> **MATERIAL PROVIDED**
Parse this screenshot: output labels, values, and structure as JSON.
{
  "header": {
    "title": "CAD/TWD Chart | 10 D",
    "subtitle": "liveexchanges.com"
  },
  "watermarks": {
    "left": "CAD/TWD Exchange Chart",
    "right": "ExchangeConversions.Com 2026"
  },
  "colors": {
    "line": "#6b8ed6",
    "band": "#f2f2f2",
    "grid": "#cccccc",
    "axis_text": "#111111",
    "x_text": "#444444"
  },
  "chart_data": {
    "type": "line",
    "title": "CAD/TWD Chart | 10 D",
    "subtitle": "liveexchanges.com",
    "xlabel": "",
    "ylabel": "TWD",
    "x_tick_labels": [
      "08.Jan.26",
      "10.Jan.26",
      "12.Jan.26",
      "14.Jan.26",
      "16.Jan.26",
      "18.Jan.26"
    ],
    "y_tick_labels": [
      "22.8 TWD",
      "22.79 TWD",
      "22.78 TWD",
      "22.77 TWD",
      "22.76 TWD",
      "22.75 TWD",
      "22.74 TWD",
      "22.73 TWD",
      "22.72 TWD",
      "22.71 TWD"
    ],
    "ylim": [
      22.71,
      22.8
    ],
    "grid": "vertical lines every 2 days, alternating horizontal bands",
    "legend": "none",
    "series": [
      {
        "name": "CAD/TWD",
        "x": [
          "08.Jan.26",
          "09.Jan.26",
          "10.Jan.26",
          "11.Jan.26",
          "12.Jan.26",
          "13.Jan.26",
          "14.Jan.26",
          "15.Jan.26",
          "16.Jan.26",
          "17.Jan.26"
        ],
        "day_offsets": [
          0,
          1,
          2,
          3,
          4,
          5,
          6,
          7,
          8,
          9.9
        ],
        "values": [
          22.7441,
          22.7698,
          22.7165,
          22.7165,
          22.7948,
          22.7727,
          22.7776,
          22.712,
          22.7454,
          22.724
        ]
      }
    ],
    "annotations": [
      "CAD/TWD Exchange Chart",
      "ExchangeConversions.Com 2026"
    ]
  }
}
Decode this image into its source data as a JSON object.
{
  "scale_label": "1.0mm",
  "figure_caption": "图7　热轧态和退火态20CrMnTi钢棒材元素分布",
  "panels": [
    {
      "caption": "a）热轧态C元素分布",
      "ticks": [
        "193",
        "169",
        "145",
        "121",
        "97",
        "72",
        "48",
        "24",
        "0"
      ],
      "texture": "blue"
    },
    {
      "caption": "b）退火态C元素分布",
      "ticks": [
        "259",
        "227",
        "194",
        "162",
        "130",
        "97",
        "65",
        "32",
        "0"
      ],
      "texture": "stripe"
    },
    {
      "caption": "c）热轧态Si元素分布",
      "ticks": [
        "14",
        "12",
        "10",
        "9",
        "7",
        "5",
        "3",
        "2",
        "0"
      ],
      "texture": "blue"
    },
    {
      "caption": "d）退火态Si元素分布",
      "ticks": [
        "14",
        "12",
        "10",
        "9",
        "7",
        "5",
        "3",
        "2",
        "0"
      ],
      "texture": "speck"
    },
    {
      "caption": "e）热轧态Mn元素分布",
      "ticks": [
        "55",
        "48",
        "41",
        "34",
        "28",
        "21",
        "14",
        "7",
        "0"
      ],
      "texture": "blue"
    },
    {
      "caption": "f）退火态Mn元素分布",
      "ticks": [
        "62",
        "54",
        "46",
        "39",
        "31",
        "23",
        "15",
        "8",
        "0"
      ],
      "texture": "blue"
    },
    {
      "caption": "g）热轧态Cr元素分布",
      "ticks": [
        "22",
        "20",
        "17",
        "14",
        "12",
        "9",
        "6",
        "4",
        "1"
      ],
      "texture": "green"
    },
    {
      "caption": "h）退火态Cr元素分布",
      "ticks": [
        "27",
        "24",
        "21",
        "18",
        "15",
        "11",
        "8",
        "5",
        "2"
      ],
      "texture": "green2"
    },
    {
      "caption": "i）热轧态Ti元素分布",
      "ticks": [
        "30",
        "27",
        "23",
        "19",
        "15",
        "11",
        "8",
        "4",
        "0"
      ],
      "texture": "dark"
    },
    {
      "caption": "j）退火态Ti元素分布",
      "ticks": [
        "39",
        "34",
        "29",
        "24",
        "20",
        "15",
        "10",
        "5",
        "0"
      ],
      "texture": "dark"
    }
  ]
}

> **WORK TO DO**
Which lines include the word "JSON"? List them all.

> **EXPECTED ANSWER**
Parse this screenshot: output labels, values, and structure as JSON.
Decode this image into its source data as a JSON object.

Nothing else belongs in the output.